DIRECTIONS: Extract the complete data exactly as given.

RECORDED INFORMATION:

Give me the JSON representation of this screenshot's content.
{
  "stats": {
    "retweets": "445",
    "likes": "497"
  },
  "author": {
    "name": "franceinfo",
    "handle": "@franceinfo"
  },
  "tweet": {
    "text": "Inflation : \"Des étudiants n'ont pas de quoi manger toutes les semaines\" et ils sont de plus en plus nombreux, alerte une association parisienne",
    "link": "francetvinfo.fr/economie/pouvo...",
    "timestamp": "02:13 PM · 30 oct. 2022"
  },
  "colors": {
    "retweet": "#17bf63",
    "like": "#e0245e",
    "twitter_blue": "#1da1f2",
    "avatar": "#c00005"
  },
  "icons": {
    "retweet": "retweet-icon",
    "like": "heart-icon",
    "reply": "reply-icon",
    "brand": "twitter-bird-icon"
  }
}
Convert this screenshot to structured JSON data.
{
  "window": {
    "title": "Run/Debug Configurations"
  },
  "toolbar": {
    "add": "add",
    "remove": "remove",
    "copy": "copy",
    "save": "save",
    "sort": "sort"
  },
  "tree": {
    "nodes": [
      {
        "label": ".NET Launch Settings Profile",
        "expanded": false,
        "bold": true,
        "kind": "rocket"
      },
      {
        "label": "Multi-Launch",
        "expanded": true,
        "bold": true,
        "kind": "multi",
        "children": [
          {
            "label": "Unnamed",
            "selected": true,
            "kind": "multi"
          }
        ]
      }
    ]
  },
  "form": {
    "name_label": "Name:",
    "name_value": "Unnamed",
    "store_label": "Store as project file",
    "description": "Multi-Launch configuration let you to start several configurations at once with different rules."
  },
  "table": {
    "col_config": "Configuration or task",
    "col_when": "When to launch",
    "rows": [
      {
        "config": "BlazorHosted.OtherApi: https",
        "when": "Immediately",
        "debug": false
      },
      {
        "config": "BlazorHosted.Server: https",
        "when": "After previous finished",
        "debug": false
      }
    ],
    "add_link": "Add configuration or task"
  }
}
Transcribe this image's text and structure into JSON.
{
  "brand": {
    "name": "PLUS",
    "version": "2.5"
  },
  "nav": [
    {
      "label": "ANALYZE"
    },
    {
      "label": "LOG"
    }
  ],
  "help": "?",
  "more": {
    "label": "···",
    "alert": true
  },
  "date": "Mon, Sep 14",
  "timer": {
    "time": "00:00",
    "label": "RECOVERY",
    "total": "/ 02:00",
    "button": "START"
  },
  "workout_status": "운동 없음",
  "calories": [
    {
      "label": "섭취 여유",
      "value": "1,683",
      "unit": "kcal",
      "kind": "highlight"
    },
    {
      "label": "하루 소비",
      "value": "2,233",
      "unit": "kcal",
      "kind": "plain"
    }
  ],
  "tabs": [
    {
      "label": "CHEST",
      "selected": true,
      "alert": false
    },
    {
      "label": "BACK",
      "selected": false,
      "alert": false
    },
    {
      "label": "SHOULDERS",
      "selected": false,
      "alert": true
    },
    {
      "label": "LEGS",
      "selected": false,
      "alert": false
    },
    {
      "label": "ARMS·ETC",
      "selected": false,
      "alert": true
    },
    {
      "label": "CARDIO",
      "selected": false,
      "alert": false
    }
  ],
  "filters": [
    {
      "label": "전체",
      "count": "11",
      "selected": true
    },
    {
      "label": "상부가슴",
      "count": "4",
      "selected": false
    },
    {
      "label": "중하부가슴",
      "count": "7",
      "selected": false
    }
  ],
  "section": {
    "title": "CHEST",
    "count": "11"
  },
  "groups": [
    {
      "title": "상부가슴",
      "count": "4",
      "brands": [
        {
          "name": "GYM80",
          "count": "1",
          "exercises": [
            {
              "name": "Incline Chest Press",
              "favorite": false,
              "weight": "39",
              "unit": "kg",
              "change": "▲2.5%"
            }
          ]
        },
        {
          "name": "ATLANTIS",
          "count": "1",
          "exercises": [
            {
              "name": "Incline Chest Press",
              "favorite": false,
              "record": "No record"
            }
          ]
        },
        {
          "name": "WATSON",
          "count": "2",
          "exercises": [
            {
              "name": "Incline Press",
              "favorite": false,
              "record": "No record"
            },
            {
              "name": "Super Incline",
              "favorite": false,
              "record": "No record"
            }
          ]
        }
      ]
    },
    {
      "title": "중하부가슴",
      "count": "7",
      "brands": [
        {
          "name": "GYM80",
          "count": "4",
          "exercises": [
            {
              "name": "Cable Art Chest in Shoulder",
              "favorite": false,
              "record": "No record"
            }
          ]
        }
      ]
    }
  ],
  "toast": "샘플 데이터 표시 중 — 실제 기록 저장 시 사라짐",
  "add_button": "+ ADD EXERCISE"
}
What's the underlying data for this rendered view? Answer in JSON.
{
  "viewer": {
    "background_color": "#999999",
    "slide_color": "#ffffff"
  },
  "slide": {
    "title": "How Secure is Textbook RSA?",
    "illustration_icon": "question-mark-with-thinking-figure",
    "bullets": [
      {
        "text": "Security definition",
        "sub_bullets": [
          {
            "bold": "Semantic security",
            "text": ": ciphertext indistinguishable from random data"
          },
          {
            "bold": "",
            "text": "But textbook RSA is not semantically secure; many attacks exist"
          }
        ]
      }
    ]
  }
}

FINAL RESULT:
Give me the JSON representation of this screenshot's content.
{
  "stats": {
    "retweets": "445",
    "likes": "497"
  },
  "author": {
    "name": "franceinfo",
    "handle": "@franceinfo"
  },
  "tweet": {
    "text": "Inflation : \"Des étudiants n'ont pas de quoi manger toutes les semaines\" et ils sont de plus en plus nombreux, alerte une association parisienne",
    "link": "francetvinfo.fr/economie/pouvo...",
    "timestamp": "02:13 PM · 30 oct. 2022"
  },
  "colors": {
    "retweet": "#17bf63",
    "like": "#e0245e",
    "twitter_blue": "#1da1f2",
    "avatar": "#c00005"
  },
  "icons": {
    "retweet": "retweet-icon",
    "like": "heart-icon",
    "reply": "reply-icon",
    "brand": "twitter-bird-icon"
  }
}
Convert this screenshot to structured JSON data.
{
  "window": {
    "title": "Run/Debug Configurations"
  },
  "toolbar": {
    "add": "add",
    "remove": "remove",
    "copy": "copy",
    "save": "save",
    "sort": "sort"
  },
  "tree": {
    "nodes": [
      {
        "label": ".NET Launch Settings Profile",
        "expanded": false,
        "bold": true,
        "kind": "rocket"
      },
      {
        "label": "Multi-Launch",
        "expanded": true,
        "bold": true,
        "kind": "multi",
        "children": [
          {
            "label": "Unnamed",
            "selected": true,
            "kind": "multi"
          }
        ]
      }
    ]
  },
  "form": {
    "name_label": "Name:",
    "name_value": "Unnamed",
    "store_label": "Store as project file",
    "description": "Multi-Launch configuration let you to start several configurations at once with different rules."
  },
  "table": {
    "col_config": "Configuration or task",
    "col_when": "When to launch",
    "rows": [
      {
        "config": "BlazorHosted.OtherApi: https",
        "when": "Immediately",
        "debug": false
      },
      {
        "config": "BlazorHosted.Server: https",
        "when": "After previous finished",
        "debug": false
      }
    ],
    "add_link": "Add configuration or task"
  }
}
Transcribe this image's text and structure into JSON.
{
  "brand": {
    "name": "PLUS",
    "version": "2.5"
  },
  "nav": [
    {
      "label": "ANALYZE"
    },
    {
      "label": "LOG"
    }
  ],
  "help": "?",
  "more": {
    "label": "···",
    "alert": true
  },
  "date": "Mon, Sep 14",
  "timer": {
    "time": "00:00",
    "label": "RECOVERY",
    "total": "/ 02:00",
    "button": "START"
  },
  "workout_status": "운동 없음",
  "calories": [
    {
      "label": "섭취 여유",
      "value": "1,683",
      "unit": "kcal",
      "kind": "highlight"
    },
    {
      "label": "하루 소비",
      "value": "2,233",
      "unit": "kcal",
      "kind": "plain"
    }
  ],
  "tabs": [
    {
      "label": "CHEST",
      "selected": true,
      "alert": false
    },
    {
      "label": "BACK",
      "selected": false,
      "alert": false
    },
    {
      "label": "SHOULDERS",
      "selected": false,
      "alert": true
    },
    {
      "label": "LEGS",
      "selected": false,
      "alert": false
    },
    {
      "label": "ARMS·ETC",
      "selected": false,
      "alert": true
    },
    {
      "label": "CARDIO",
      "selected": false,
      "alert": false
    }
  ],
  "filters": [
    {
      "label": "전체",
      "count": "11",
      "selected": true
    },
    {
      "label": "상부가슴",
      "count": "4",
      "selected": false
    },
    {
      "label": "중하부가슴",
      "count": "7",
      "selected": false
    }
  ],
  "section": {
    "title": "CHEST",
    "count": "11"
  },
  "groups": [
    {
      "title": "상부가슴",
      "count": "4",
      "brands": [
        {
          "name": "GYM80",
          "count": "1",
          "exercises": [
            {
              "name": "Incline Chest Press",
              "favorite": false,
              "weight": "39",
              "unit": "kg",
              "change": "▲2.5%"
            }
          ]
        },
        {
          "name": "ATLANTIS",
          "count": "1",
          "exercises": [
            {
              "name": "Incline Chest Press",
              "favorite": false,
              "record": "No record"
            }
          ]
        },
        {
          "name": "WATSON",
          "count": "2",
          "exercises": [
            {
              "name": "Incline Press",
              "favorite": false,
              "record": "No record"
            },
            {
              "name": "Super Incline",
              "favorite": false,
              "record": "No record"
            }
          ]
        }
      ]
    },
    {
      "title": "중하부가슴",
      "count": "7",
      "brands": [
        {
          "name": "GYM80",
          "count": "4",
          "exercises": [
            {
              "name": "Cable Art Chest in Shoulder",
              "favorite": false,
              "record": "No record"
            }
          ]
        }
      ]
    }
  ],
  "toast": "샘플 데이터 표시 중 — 실제 기록 저장 시 사라짐",
  "add_button": "+ ADD EXERCISE"
}
What's the underlying data for this rendered view? Answer in JSON.
{
  "viewer": {
    "background_color": "#999999",
    "slide_color": "#ffffff"
  },
  "slide": {
    "title": "How Secure is Textbook RSA?",
    "illustration_icon": "question-mark-with-thinking-figure",
    "bullets": [
      {
        "text": "Security definition",
        "sub_bullets": [
          {
            "bold": "Semantic security",
            "text": ": ciphertext indistinguishable from random data"
          },
          {
            "bold": "",
            "text": "But textbook RSA is not semantically secure; many attacks exist"
          }
        ]
      }
    ]
  }
}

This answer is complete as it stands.